- _WORK REQUIRED_
Output the material beneath exactly, leaving nothing out.

>> start DATA LISTING

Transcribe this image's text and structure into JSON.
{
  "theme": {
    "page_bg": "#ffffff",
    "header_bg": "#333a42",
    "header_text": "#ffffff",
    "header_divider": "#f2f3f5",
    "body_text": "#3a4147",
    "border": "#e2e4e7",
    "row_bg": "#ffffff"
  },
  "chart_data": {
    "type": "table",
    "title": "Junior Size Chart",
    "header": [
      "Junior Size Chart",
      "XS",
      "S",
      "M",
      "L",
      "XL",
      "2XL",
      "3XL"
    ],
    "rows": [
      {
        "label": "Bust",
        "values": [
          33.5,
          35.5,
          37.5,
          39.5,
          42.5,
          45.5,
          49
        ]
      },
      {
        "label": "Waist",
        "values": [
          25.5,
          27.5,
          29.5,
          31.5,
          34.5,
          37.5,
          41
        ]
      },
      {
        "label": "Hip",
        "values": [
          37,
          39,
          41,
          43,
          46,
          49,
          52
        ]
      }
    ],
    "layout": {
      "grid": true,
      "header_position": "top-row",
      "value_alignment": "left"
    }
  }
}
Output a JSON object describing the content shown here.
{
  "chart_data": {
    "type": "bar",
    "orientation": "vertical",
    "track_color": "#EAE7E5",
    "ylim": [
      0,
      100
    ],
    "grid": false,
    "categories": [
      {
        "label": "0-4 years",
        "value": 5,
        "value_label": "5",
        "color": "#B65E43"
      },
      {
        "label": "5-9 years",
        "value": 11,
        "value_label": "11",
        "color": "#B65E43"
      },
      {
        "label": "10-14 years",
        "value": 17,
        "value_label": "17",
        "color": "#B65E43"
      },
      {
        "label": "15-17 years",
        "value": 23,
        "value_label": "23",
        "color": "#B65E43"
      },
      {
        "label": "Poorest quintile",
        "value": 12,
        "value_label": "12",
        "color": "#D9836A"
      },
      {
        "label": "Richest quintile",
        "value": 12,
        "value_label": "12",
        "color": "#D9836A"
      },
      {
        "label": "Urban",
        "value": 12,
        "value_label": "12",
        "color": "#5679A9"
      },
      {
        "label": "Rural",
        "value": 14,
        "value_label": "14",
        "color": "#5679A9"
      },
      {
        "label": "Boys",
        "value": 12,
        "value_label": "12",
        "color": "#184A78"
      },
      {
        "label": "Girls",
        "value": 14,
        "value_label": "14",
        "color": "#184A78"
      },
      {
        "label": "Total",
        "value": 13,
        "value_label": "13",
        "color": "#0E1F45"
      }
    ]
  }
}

>> end DATA LISTING

- _FINAL ANSWER_
Transcribe this image's text and structure into JSON.
{
  "theme": {
    "page_bg": "#ffffff",
    "header_bg": "#333a42",
    "header_text": "#ffffff",
    "header_divider": "#f2f3f5",
    "body_text": "#3a4147",
    "border": "#e2e4e7",
    "row_bg": "#ffffff"
  },
  "chart_data": {
    "type": "table",
    "title": "Junior Size Chart",
    "header": [
      "Junior Size Chart",
      "XS",
      "S",
      "M",
      "L",
      "XL",
      "2XL",
      "3XL"
    ],
    "rows": [
      {
        "label": "Bust",
        "values": [
          33.5,
          35.5,
          37.5,
          39.5,
          42.5,
          45.5,
          49
        ]
      },
      {
        "label": "Waist",
        "values": [
          25.5,
          27.5,
          29.5,
          31.5,
          34.5,
          37.5,
          41
        ]
      },
      {
        "label": "Hip",
        "values": [
          37,
          39,
          41,
          43,
          46,
          49,
          52
        ]
      }
    ],
    "layout": {
      "grid": true,
      "header_position": "top-row",
      "value_alignment": "left"
    }
  }
}
Output a JSON object describing the content shown here.
{
  "chart_data": {
    "type": "bar",
    "orientation": "vertical",
    "track_color": "#EAE7E5",
    "ylim": [
      0,
      100
    ],
    "grid": false,
    "categories": [
      {
        "label": "0-4 years",
        "value": 5,
        "value_label": "5",
        "color": "#B65E43"
      },
      {
        "label": "5-9 years",
        "value": 11,
        "value_label": "11",
        "color": "#B65E43"
      },
      {
        "label": "10-14 years",
        "value": 17,
        "value_label": "17",
        "color": "#B65E43"
      },
      {
        "label": "15-17 years",
        "value": 23,
        "value_label": "23",
        "color": "#B65E43"
      },
      {
        "label": "Poorest quintile",
        "value": 12,
        "value_label": "12",
        "color": "#D9836A"
      },
      {
        "label": "Richest quintile",
        "value": 12,
        "value_label": "12",
        "color": "#D9836A"
      },
      {
        "label": "Urban",
        "value": 12,
        "value_label": "12",
        "color": "#5679A9"
      },
      {
        "label": "Rural",
        "value": 14,
        "value_label": "14",
        "color": "#5679A9"
      },
      {
        "label": "Boys",
        "value": 12,
        "value_label": "12",
        "color": "#184A78"
      },
      {
        "label": "Girls",
        "value": 14,
        "value_label": "14",
        "color": "#184A78"
      },
      {
        "label": "Total",
        "value": 13,
        "value_label": "13",
        "color": "#0E1F45"
      }
    ]
  }
}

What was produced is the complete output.